STATED PROBLEM:
Return all of the data exactly as written, without the pictures.

RECORDS PROVIDED:
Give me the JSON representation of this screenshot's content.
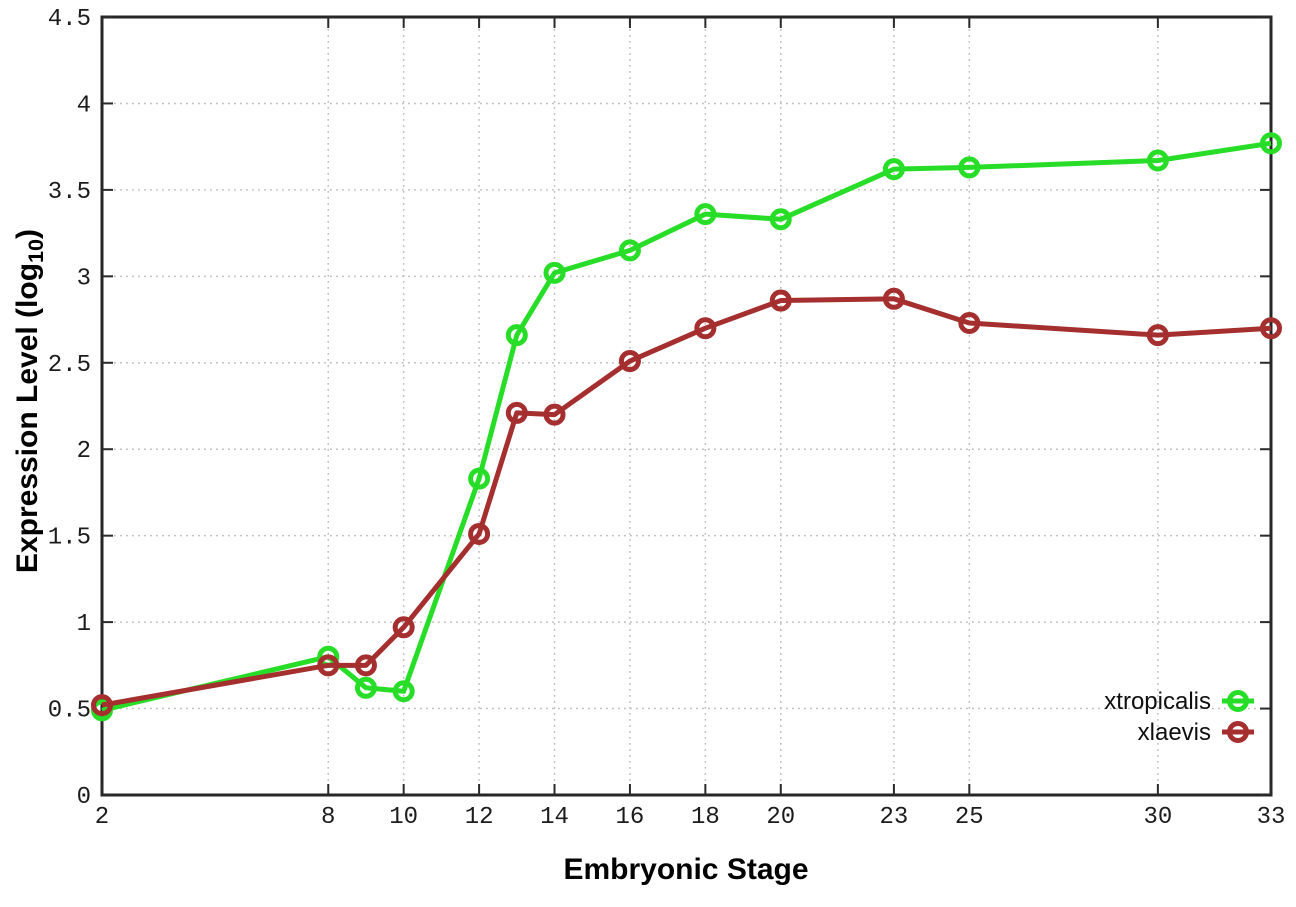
{
  "chart_data": {
    "type": "line",
    "title": "",
    "xlabel": "Embryonic Stage",
    "ylabel": "Expression Level (log10)",
    "ylabel_parts": {
      "main": "Expression Level (log",
      "sub": "10",
      "end": ")"
    },
    "x": [
      2,
      8,
      9,
      10,
      12,
      13,
      14,
      16,
      18,
      20,
      23,
      25,
      30,
      33
    ],
    "series": [
      {
        "name": "xtropicalis",
        "color": "#27dd27",
        "values": [
          0.49,
          0.8,
          0.62,
          0.6,
          1.83,
          2.66,
          3.02,
          3.15,
          3.36,
          3.33,
          3.62,
          3.63,
          3.67,
          3.77
        ]
      },
      {
        "name": "xlaevis",
        "color": "#a52e2e",
        "values": [
          0.52,
          0.75,
          0.75,
          0.97,
          1.51,
          2.21,
          2.2,
          2.51,
          2.7,
          2.86,
          2.87,
          2.73,
          2.66,
          2.7
        ]
      }
    ],
    "xlim": [
      2,
      33
    ],
    "ylim": [
      0,
      4.5
    ],
    "xticks": [
      2,
      8,
      10,
      12,
      14,
      16,
      18,
      20,
      23,
      25,
      30,
      33
    ],
    "xtick_labels": [
      "2",
      "8",
      "10",
      "12",
      "14",
      "16",
      "18",
      "20",
      "23",
      "25",
      "30",
      "33"
    ],
    "yticks": [
      0,
      0.5,
      1,
      1.5,
      2,
      2.5,
      3,
      3.5,
      4,
      4.5
    ],
    "ytick_labels": [
      "0",
      "0.5",
      "1",
      "1.5",
      "2",
      "2.5",
      "3",
      "3.5",
      "4",
      "4.5"
    ],
    "grid": true,
    "marker": "open-circle",
    "legend_position": "inside-bottom-right"
  },
  "colors": {
    "background": "#ffffff",
    "plot_border": "#262626",
    "grid": "#bdbdbd",
    "tick": "#2a2a2a",
    "tick_label": "#1c1c1c",
    "legend_text": "#0f0f0f"
  }
}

THE REPLY:
Give me the JSON representation of this screenshot's content.
{
  "chart_data": {
    "type": "line",
    "title": "",
    "xlabel": "Embryonic Stage",
    "ylabel": "Expression Level (log10)",
    "ylabel_parts": {
      "main": "Expression Level (log",
      "sub": "10",
      "end": ")"
    },
    "x": [
      2,
      8,
      9,
      10,
      12,
      13,
      14,
      16,
      18,
      20,
      23,
      25,
      30,
      33
    ],
    "series": [
      {
        "name": "xtropicalis",
        "color": "#27dd27",
        "values": [
          0.49,
          0.8,
          0.62,
          0.6,
          1.83,
          2.66,
          3.02,
          3.15,
          3.36,
          3.33,
          3.62,
          3.63,
          3.67,
          3.77
        ]
      },
      {
        "name": "xlaevis",
        "color": "#a52e2e",
        "values": [
          0.52,
          0.75,
          0.75,
          0.97,
          1.51,
          2.21,
          2.2,
          2.51,
          2.7,
          2.86,
          2.87,
          2.73,
          2.66,
          2.7
        ]
      }
    ],
    "xlim": [
      2,
      33
    ],
    "ylim": [
      0,
      4.5
    ],
    "xticks": [
      2,
      8,
      10,
      12,
      14,
      16,
      18,
      20,
      23,
      25,
      30,
      33
    ],
    "xtick_labels": [
      "2",
      "8",
      "10",
      "12",
      "14",
      "16",
      "18",
      "20",
      "23",
      "25",
      "30",
      "33"
    ],
    "yticks": [
      0,
      0.5,
      1,
      1.5,
      2,
      2.5,
      3,
      3.5,
      4,
      4.5
    ],
    "ytick_labels": [
      "0",
      "0.5",
      "1",
      "1.5",
      "2",
      "2.5",
      "3",
      "3.5",
      "4",
      "4.5"
    ],
    "grid": true,
    "marker": "open-circle",
    "legend_position": "inside-bottom-right"
  },
  "colors": {
    "background": "#ffffff",
    "plot_border": "#262626",
    "grid": "#bdbdbd",
    "tick": "#2a2a2a",
    "tick_label": "#1c1c1c",
    "legend_text": "#0f0f0f"
  }
}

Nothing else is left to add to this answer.